• **Supplied text**:
/---
Based on a single CG (1 MPE and 64 CPEs, a total of 65 cores), the number of CGs is increased gradually. The acceleration ratio and parallel efficiency are shown in Table 2 and in Figure 10a. The Mega Lattice Site Updates Per Second (MLUPS) is shown in Figure 10b. As the number of CGs increases, the parallel efficiency and MLUPS decrease, and the speedup and parallel efficiency also decrease compared with the only MPE mode. This is mainly attributed to the startup and shutdown of the CG operation thread group and the communication between the MPE and CPEs. However, when the number of CGs is 2048 (133,120 cores total), the efficiency can still reach more than 72%, and our simulation performs at 285,600 MLUPS on 2048 CGs, corresponding to 54.8% of the effective memory bandwidth performance.

4.2.2. Airfoil Computation Results

The computation area when calculating the flow around the 2D NACA0012 airfoil is shown in Figure 11. C is the airfoil length, and C = 400dx, where dx is the grid size. The entire computation comprises 200 million grids. A velocity boundary condition and non-equilibrium extrapolation boundary condition are respectively used on the inlet boundary and outlet boundary. The standard bounce back boundary condition is used for the upper, lower, and airfoil edges [14]. The inflow Mach number M = 0.1, the Reynolds number Re = 1000, and a total of 1 million time steps are calculated; and the angles of attack are calculated as 0°, 4°, 6°, 8°, 10°, 12°, 15°, 17°, 20°, 22°, 25°, and 28°.
\---
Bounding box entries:
/---
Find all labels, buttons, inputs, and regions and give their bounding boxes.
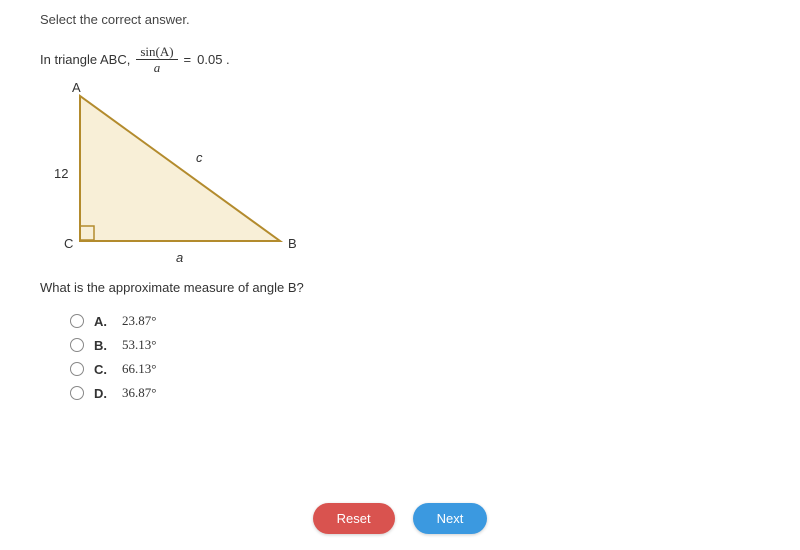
reset-button[interactable]: Reset <box>313 503 395 534</box>
option-text: 66.13° <box>122 361 156 377</box>
vertex-a-label: A <box>72 80 81 95</box>
radio-icon <box>70 314 84 328</box>
option-letter: A. <box>94 314 112 329</box>
option-text: 53.13° <box>122 337 156 353</box>
formula-prefix: In triangle ABC, <box>40 52 130 67</box>
option-letter: B. <box>94 338 112 353</box>
option-text: 23.87° <box>122 313 156 329</box>
fraction-numerator: sin(A) <box>136 45 177 60</box>
option-text: 36.87° <box>122 385 156 401</box>
formula-value: 0.05 . <box>197 52 230 67</box>
equals-sign: = <box>184 52 192 67</box>
vertex-b-label: B <box>288 236 297 251</box>
radio-icon <box>70 386 84 400</box>
triangle-shape <box>80 96 280 241</box>
formula-line: In triangle ABC, sin(A) a = 0.05 . <box>40 45 760 74</box>
side-bottom-label: a <box>176 250 183 265</box>
option-d[interactable]: D. 36.87° <box>70 385 760 401</box>
radio-icon <box>70 338 84 352</box>
triangle-diagram: A B C 12 a c <box>50 86 310 266</box>
option-letter: D. <box>94 386 112 401</box>
option-c[interactable]: C. 66.13° <box>70 361 760 377</box>
option-a[interactable]: A. 23.87° <box>70 313 760 329</box>
side-hyp-label: c <box>196 150 203 165</box>
options-group: A. 23.87° B. 53.13° C. 66.13° D. 36.87° <box>70 313 760 401</box>
formula-fraction: sin(A) a <box>136 45 177 74</box>
option-b[interactable]: B. 53.13° <box>70 337 760 353</box>
vertex-c-label: C <box>64 236 73 251</box>
button-bar: Reset Next <box>0 503 800 534</box>
next-button[interactable]: Next <box>413 503 488 534</box>
side-left-label: 12 <box>54 166 68 181</box>
instruction-text: Select the correct answer. <box>40 12 760 27</box>
triangle-svg <box>50 86 310 266</box>
fraction-denominator: a <box>154 60 161 74</box>
question-text: What is the approximate measure of angle… <box>40 280 760 295</box>
option-letter: C. <box>94 362 112 377</box>
radio-icon <box>70 362 84 376</box>
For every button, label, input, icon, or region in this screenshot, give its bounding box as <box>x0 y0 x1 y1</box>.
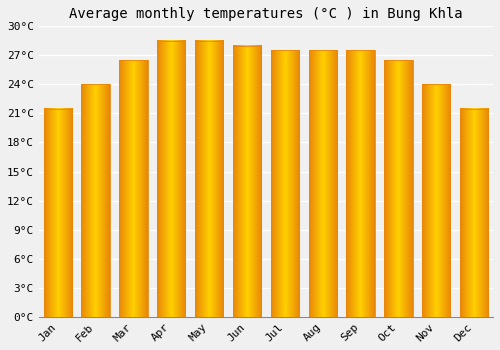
Title: Average monthly temperatures (°C ) in Bung Khla: Average monthly temperatures (°C ) in Bu… <box>69 7 462 21</box>
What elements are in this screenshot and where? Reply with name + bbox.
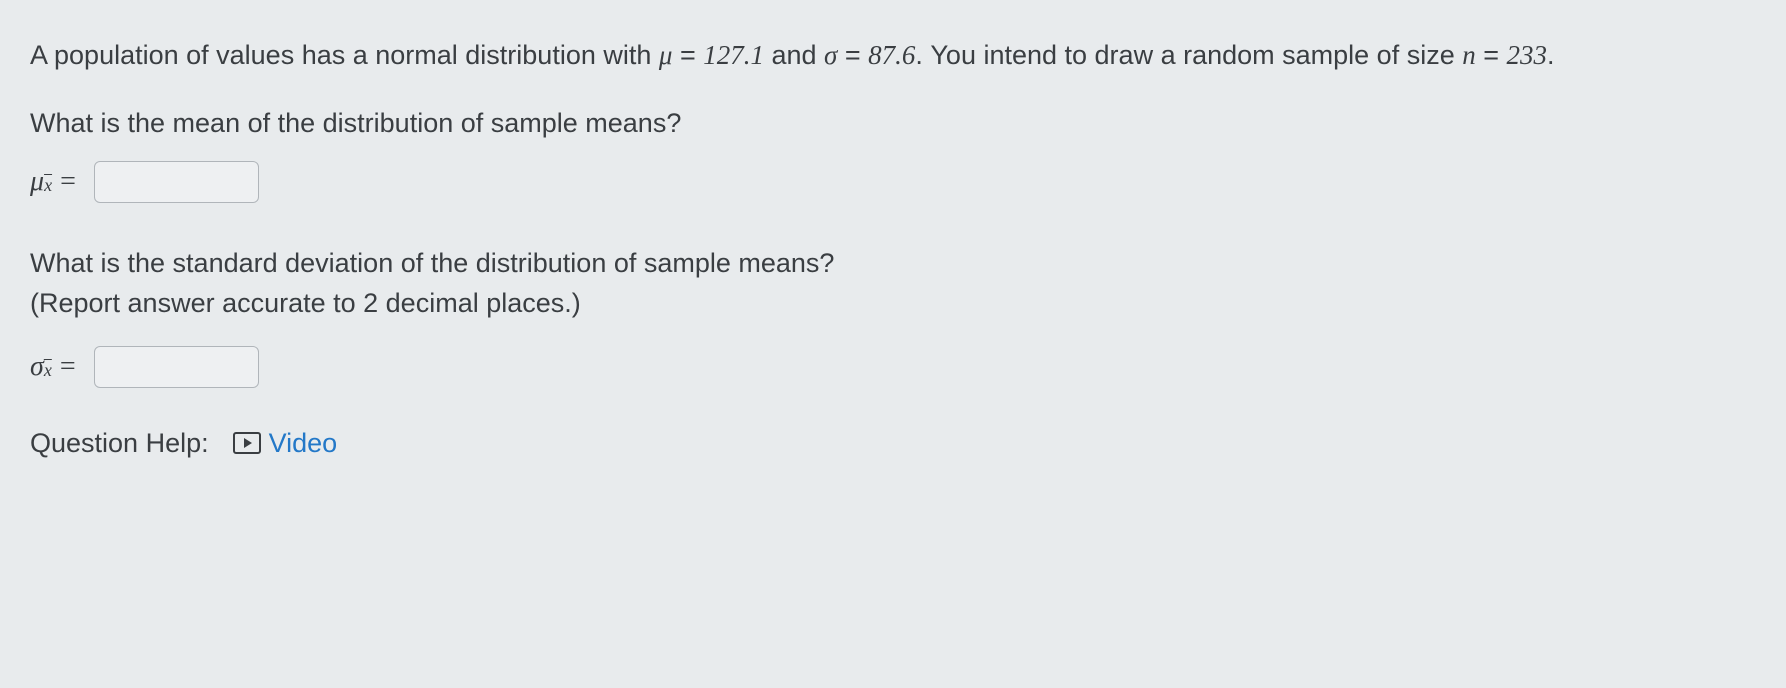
- mu-xbar-label: μx =: [30, 166, 84, 198]
- mu-symbol: μ: [659, 40, 673, 70]
- video-icon: [233, 432, 261, 454]
- stddev-input-row: σx =: [30, 346, 1756, 388]
- prompt-stddev: What is the standard deviation of the di…: [30, 243, 1756, 324]
- sigma-xbar-label: σx =: [30, 351, 84, 383]
- mean-input-row: μx =: [30, 161, 1756, 203]
- and-text: and: [764, 40, 824, 70]
- mu-sub: x: [44, 175, 52, 196]
- equals-2: =: [60, 351, 76, 383]
- n-eq: =: [1476, 40, 1507, 70]
- help-label: Question Help:: [30, 428, 209, 459]
- mu-main: μ: [30, 166, 44, 198]
- prompt-mean: What is the mean of the distribution of …: [30, 108, 1756, 139]
- play-triangle-icon: [244, 438, 252, 448]
- intro-text-2: . You intend to draw a random sample of …: [915, 40, 1462, 70]
- n-value: 233: [1507, 40, 1548, 70]
- n-symbol: n: [1462, 40, 1476, 70]
- question-intro: A population of values has a normal dist…: [30, 35, 1756, 76]
- equals-1: =: [60, 166, 76, 198]
- sigma-sub: x: [44, 360, 52, 381]
- question-help-row: Question Help: Video: [30, 428, 1756, 459]
- sigma-symbol: σ: [824, 40, 837, 70]
- sigma-eq: =: [837, 40, 868, 70]
- intro-text-1: A population of values has a normal dist…: [30, 40, 659, 70]
- sigma-main: σ: [30, 351, 44, 383]
- video-link[interactable]: Video: [269, 428, 338, 459]
- mu-eq: =: [672, 40, 703, 70]
- stddev-input[interactable]: [94, 346, 259, 388]
- prompt-stddev-line2: (Report answer accurate to 2 decimal pla…: [30, 283, 1756, 324]
- sigma-value: 87.6: [868, 40, 915, 70]
- prompt-stddev-line1: What is the standard deviation of the di…: [30, 243, 1756, 284]
- period: .: [1547, 40, 1555, 70]
- mean-input[interactable]: [94, 161, 259, 203]
- mu-value: 127.1: [703, 40, 764, 70]
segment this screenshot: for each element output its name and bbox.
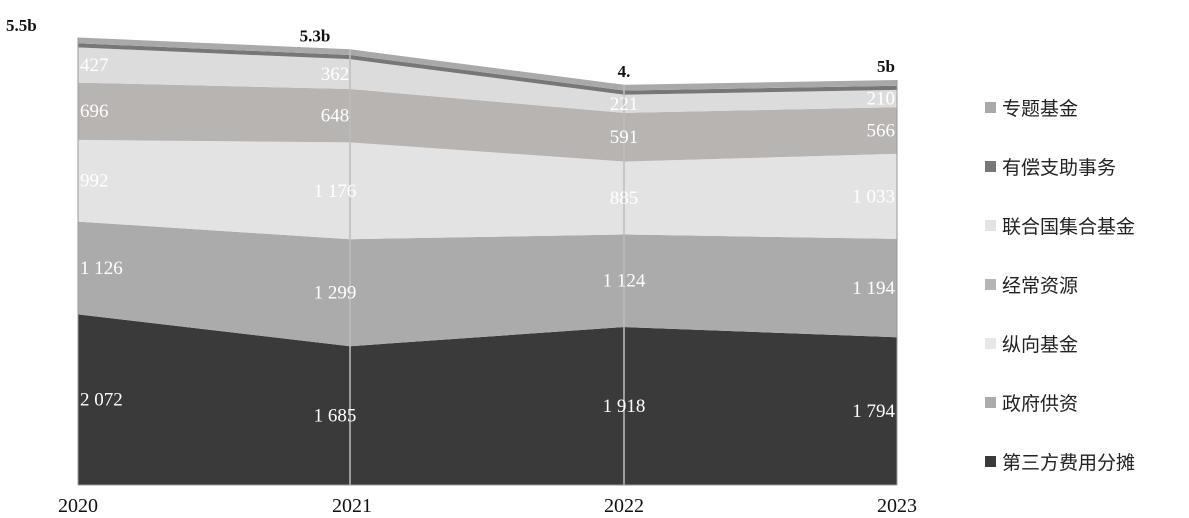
legend-item-0: 专题基金 bbox=[985, 78, 1185, 137]
area-series-0 bbox=[78, 314, 897, 485]
area-series-4 bbox=[78, 139, 897, 240]
y-max-label: 5.5b bbox=[6, 16, 37, 35]
legend-label-4: 纵向基金 bbox=[1002, 335, 1079, 356]
data-label-6-2021: 362 bbox=[321, 64, 350, 85]
x-tick-2020: 2020 bbox=[58, 495, 98, 517]
data-label-4-2021: 1 176 bbox=[314, 181, 357, 202]
data-label-1-2021: 1 299 bbox=[314, 283, 357, 304]
data-label-5-2023: 566 bbox=[867, 121, 896, 142]
total-label-2023: 5b bbox=[877, 57, 895, 76]
data-label-4-2020: 992 bbox=[80, 171, 109, 192]
data-label-6-2022: 221 bbox=[610, 94, 639, 115]
data-label-0-2023: 1 794 bbox=[852, 401, 895, 422]
legend-item-1: 有偿支助事务 bbox=[985, 137, 1185, 196]
data-label-1-2022: 1 124 bbox=[603, 271, 646, 292]
legend-swatch-0 bbox=[985, 102, 996, 113]
legend-swatch-1 bbox=[985, 161, 996, 172]
legend-label-0: 专题基金 bbox=[1002, 99, 1079, 120]
legend-item-3: 经常资源 bbox=[985, 255, 1185, 314]
legend: 专题基金有偿支助事务 联合国集合基金 经常资源纵向基金政府供资第三方费用分摊 bbox=[985, 78, 1185, 491]
area-series-7 bbox=[78, 43, 897, 95]
legend-swatch-6 bbox=[985, 456, 996, 467]
legend-label-3: 经常资源 bbox=[1002, 276, 1079, 297]
legend-label-6: 第三方费用分摊 bbox=[1002, 453, 1136, 474]
x-tick-2023: 2023 bbox=[877, 495, 917, 517]
legend-label-5: 政府供资 bbox=[1002, 394, 1079, 415]
data-label-0-2022: 1 918 bbox=[603, 396, 646, 417]
x-tick-2022: 2022 bbox=[604, 495, 644, 517]
area-series-5 bbox=[78, 82, 897, 162]
legend-item-2: 联合国集合基金 bbox=[985, 196, 1185, 255]
data-label-5-2022: 591 bbox=[610, 127, 639, 148]
data-label-5-2021: 648 bbox=[321, 106, 350, 127]
legend-item-4: 纵向基金 bbox=[985, 314, 1185, 373]
legend-swatch-5 bbox=[985, 397, 996, 408]
data-label-6-2023: 210 bbox=[867, 89, 896, 110]
legend-item-5: 政府供资 bbox=[985, 373, 1185, 432]
data-label-1-2020: 1 126 bbox=[80, 258, 123, 279]
legend-label-1: 有偿支助事务 bbox=[1002, 158, 1117, 179]
total-label-2021: 5.3b bbox=[300, 26, 331, 45]
data-label-1-2023: 1 194 bbox=[852, 278, 895, 299]
data-label-4-2022: 885 bbox=[610, 188, 639, 209]
x-tick-2021: 2021 bbox=[332, 495, 372, 517]
data-label-4-2023: 1 033 bbox=[852, 186, 895, 207]
legend-swatch-2 bbox=[985, 220, 996, 231]
area-series-1 bbox=[78, 221, 897, 347]
legend-swatch-4 bbox=[985, 338, 996, 349]
legend-label-2: 联合国集合基金 bbox=[1002, 217, 1136, 238]
data-label-6-2020: 427 bbox=[80, 55, 109, 76]
data-label-0-2020: 2 072 bbox=[80, 390, 123, 411]
legend-swatch-3 bbox=[985, 279, 996, 290]
area-series-6 bbox=[78, 47, 897, 113]
area-series-8 bbox=[78, 37, 897, 91]
data-label-5-2020: 696 bbox=[80, 101, 109, 122]
data-label-0-2021: 1 685 bbox=[314, 406, 357, 427]
legend-item-6: 第三方费用分摊 bbox=[985, 432, 1185, 491]
total-label-2022: 4. bbox=[618, 62, 631, 81]
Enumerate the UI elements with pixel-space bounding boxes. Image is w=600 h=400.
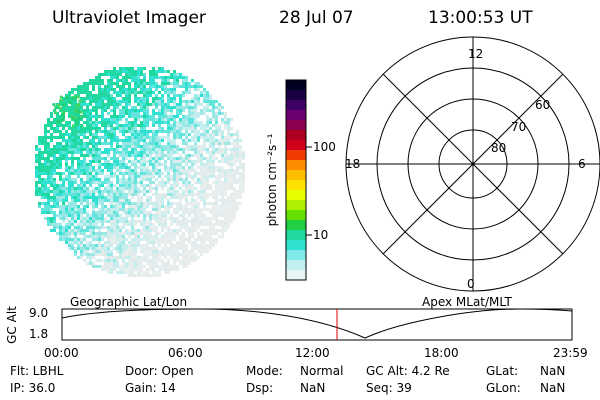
altitude-axis-label: GC Alt [5,306,19,344]
polar-label-60: 60 [535,98,551,112]
colorbar-tick-100: 100 [313,140,336,154]
glat-label: GLat: [486,364,519,378]
dsp-value: NaN [300,381,326,395]
time-tick-2359: 23:59 [553,346,588,360]
gc-alt-status: GC Alt: 4.2 Re [366,364,450,378]
time-tick-1800: 18:00 [424,346,459,360]
colorbar-tick-10: 10 [313,228,329,242]
polar-label-70: 70 [511,120,527,134]
filter-status: Flt: LBHL [10,364,64,378]
seq-status: Seq: 39 [366,381,412,395]
dsp-label: Dsp: [246,381,274,395]
glon-label: GLon: [486,381,521,395]
polar-label-12: 12 [468,47,484,61]
date-label: 28 Jul 07 [279,8,354,28]
time-tick-0000: 00:00 [44,346,79,360]
time-tick-0600: 06:00 [168,346,203,360]
imager-title: Ultraviolet Imager [52,8,206,28]
door-status: Door: Open [125,364,194,378]
mode-label: Mode: [246,364,283,378]
altitude-tick-1.8: 1.8 [29,327,49,341]
polar-label-18: 18 [345,157,361,171]
mode-value: Normal [300,364,344,378]
ip-status: IP: 36.0 [10,381,56,395]
altitude-tick-9: 9.0 [29,306,49,320]
polar-label-0: 0 [467,277,475,291]
glat-value: NaN [540,364,566,378]
gain-status: Gain: 14 [125,381,176,395]
glon-value: NaN [540,381,566,395]
time-label: 13:00:53 UT [428,8,533,28]
polar-label-80: 80 [491,141,507,155]
geo-coordinates-label: Geographic Lat/Lon [70,295,188,309]
apex-coordinates-label: Apex MLat/MLT [422,295,512,309]
polar-label-6: 6 [578,157,586,171]
time-tick-1200: 12:00 [295,346,330,360]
\---
• **Task directions**:
Answer these questions about the supplied text:
1. What parallel efficiency is still reached with 2048 CGs?
2. How many grids does the entire airfoil computation comprise?
3. Which boundary condition is used on the outlet boundary?

• **Written answer**:
1. More than 72%.
2. 200 million.
3. The non-equilibrium extrapolation boundary condition.